## TASK TO COMPLETE
Where a line contains the word "Haize", copy that line.

## Collected data entries
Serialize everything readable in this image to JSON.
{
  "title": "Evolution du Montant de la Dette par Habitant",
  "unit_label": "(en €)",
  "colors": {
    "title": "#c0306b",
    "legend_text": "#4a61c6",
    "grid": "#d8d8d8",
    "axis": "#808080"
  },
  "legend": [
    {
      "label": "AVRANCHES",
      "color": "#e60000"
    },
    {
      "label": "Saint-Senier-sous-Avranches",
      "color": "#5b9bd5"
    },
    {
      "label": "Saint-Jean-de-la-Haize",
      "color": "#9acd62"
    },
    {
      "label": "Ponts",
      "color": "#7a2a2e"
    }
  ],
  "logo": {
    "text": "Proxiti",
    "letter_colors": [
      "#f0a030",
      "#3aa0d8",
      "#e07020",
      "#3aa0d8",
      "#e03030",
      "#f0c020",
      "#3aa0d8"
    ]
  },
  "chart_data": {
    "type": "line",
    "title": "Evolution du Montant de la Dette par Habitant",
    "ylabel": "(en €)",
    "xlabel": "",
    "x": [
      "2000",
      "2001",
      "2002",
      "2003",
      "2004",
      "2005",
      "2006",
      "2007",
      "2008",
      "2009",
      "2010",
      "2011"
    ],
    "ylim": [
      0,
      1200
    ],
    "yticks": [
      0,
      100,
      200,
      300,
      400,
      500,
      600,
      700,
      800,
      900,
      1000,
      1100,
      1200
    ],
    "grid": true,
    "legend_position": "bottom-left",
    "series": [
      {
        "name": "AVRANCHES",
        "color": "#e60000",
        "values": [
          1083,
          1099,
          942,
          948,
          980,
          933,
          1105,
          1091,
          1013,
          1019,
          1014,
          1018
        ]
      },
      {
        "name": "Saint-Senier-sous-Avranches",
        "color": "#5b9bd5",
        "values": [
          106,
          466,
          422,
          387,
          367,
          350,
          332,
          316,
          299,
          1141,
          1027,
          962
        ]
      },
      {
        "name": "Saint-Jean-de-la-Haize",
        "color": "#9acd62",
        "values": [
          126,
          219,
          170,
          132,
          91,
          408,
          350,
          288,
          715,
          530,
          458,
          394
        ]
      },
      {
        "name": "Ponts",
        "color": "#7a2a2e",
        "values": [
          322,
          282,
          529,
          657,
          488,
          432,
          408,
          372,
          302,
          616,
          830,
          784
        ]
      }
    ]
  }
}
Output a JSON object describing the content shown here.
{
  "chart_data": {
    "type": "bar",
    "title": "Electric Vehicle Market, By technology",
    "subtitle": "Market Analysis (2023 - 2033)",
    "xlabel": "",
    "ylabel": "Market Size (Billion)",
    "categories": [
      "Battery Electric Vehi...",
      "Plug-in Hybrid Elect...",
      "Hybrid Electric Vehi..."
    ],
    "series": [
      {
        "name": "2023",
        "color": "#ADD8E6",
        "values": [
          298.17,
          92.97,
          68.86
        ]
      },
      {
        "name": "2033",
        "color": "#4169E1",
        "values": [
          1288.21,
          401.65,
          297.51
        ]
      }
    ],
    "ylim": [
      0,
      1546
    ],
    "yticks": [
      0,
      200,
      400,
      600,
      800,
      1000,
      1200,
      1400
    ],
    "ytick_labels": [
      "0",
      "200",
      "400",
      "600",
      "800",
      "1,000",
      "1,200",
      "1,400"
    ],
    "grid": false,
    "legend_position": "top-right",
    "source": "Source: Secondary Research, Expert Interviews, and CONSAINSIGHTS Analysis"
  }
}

## TASK OUTPUT
      "label": "Saint-Jean-de-la-Haize",
        "name": "Saint-Jean-de-la-Haize",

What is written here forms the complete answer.